*Brief*
Leave out the pictures and transcribe everything else exactly.

(Dataset entries)
──────────

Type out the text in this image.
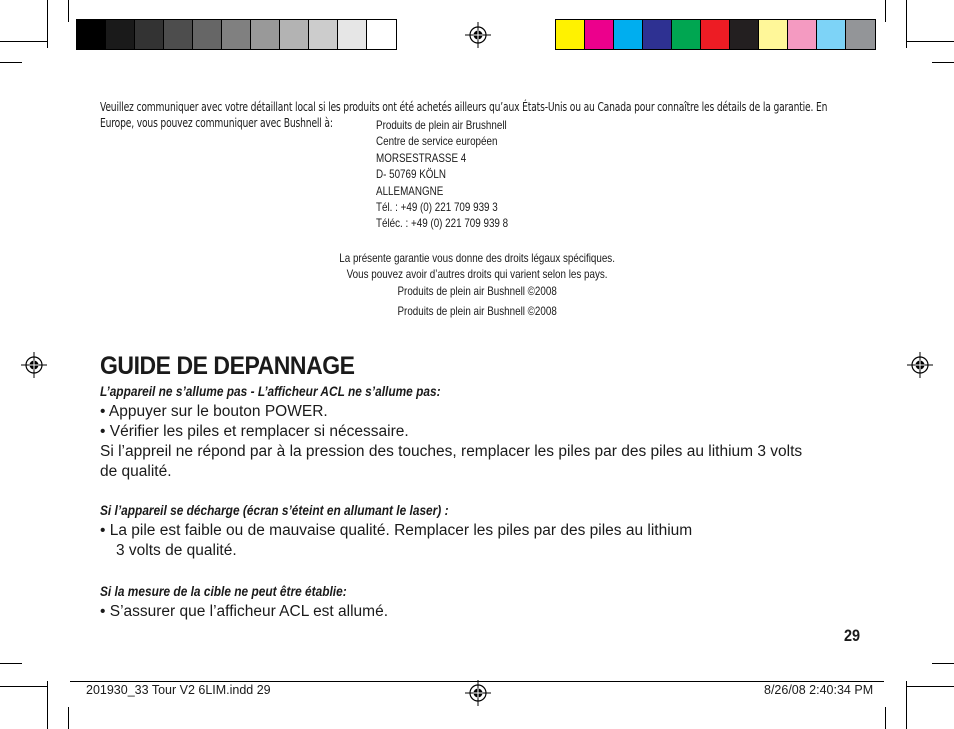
Veuillez communiquer avec votre détaillant local si les produits ont été achetés ailleurs qu’aux États-Unis ou au Canada pour connaître les détails de la garantie. En
Europe, vous pouvez communiquer avec Bushnell à:	Produits de plein air Brushnell
Centre de service européen
MORSESTRASSE 4
D- 50769 KÖLN
ALLEMANGNE
Tél. : +49 (0) 221 709 939 3
Téléc. : +49 (0) 221 709 939 8
La présente garantie vous donne des droits légaux spécifiques.
Vous pouvez avoir d’autres droits qui varient selon les pays.
Produits de plein air Bushnell ©2008
Produits de plein air Bushnell ©2008
GUIDE DE DEPANNAGE
L’appareil ne s’allume pas - L’afficheur ACL ne s’allume pas:
• Appuyer sur le bouton POWER.
• Vérifier les piles et remplacer si nécessaire.
Si l’appreil ne répond par à la pression des touches, remplacer les piles par des piles au lithium 3 volts
de qualité.
Si l’appareil se décharge (écran s’éteint en allumant le laser) :
• La pile est faible ou de mauvaise qualité. Remplacer les piles par des piles au lithium
3 volts de qualité.
Si la mesure de la cible ne peut être établie:
• S’assurer que l’afficheur ACL est allumé.
29
201930_33 Tour V2 6LIM.indd 29	8/26/08 2:40:34 PM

──────────

*Finished task*
Type out the text in this image.
Veuillez communiquer avec votre détaillant local si les produits ont été achetés ailleurs qu’aux États-Unis ou au Canada pour connaître les détails de la garantie. En
Europe, vous pouvez communiquer avec Bushnell à:	Produits de plein air Brushnell
Centre de service européen
MORSESTRASSE 4
D- 50769 KÖLN
ALLEMANGNE
Tél. : +49 (0) 221 709 939 3
Téléc. : +49 (0) 221 709 939 8
La présente garantie vous donne des droits légaux spécifiques.
Vous pouvez avoir d’autres droits qui varient selon les pays.
Produits de plein air Bushnell ©2008
Produits de plein air Bushnell ©2008
GUIDE DE DEPANNAGE
L’appareil ne s’allume pas - L’afficheur ACL ne s’allume pas:
• Appuyer sur le bouton POWER.
• Vérifier les piles et remplacer si nécessaire.
Si l’appreil ne répond par à la pression des touches, remplacer les piles par des piles au lithium 3 volts
de qualité.
Si l’appareil se décharge (écran s’éteint en allumant le laser) :
• La pile est faible ou de mauvaise qualité. Remplacer les piles par des piles au lithium
3 volts de qualité.
Si la mesure de la cible ne peut être établie:
• S’assurer que l’afficheur ACL est allumé.
29
201930_33 Tour V2 6LIM.indd 29	8/26/08 2:40:34 PM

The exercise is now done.